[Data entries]
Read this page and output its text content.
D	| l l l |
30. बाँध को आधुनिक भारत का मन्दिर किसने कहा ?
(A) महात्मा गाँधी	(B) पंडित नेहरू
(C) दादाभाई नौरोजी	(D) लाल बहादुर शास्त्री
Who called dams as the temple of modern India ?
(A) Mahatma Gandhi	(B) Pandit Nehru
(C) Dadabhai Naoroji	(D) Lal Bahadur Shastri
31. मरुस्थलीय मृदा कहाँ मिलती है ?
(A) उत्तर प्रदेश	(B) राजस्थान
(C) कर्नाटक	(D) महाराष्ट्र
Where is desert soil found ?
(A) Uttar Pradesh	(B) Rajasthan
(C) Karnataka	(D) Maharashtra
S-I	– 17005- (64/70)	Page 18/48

:: What is required ::
Type out the entries again, word for word.

:: Exercise response ::
Read this page and output its text content.
D	| l l l |
30. बाँध को आधुनिक भारत का मन्दिर किसने कहा ?
(A) महात्मा गाँधी	(B) पंडित नेहरू
(C) दादाभाई नौरोजी	(D) लाल बहादुर शास्त्री
Who called dams as the temple of modern India ?
(A) Mahatma Gandhi	(B) Pandit Nehru
(C) Dadabhai Naoroji	(D) Lal Bahadur Shastri
31. मरुस्थलीय मृदा कहाँ मिलती है ?
(A) उत्तर प्रदेश	(B) राजस्थान
(C) कर्नाटक	(D) महाराष्ट्र
Where is desert soil found ?
(A) Uttar Pradesh	(B) Rajasthan
(C) Karnataka	(D) Maharashtra
S-I	– 17005- (64/70)	Page 18/48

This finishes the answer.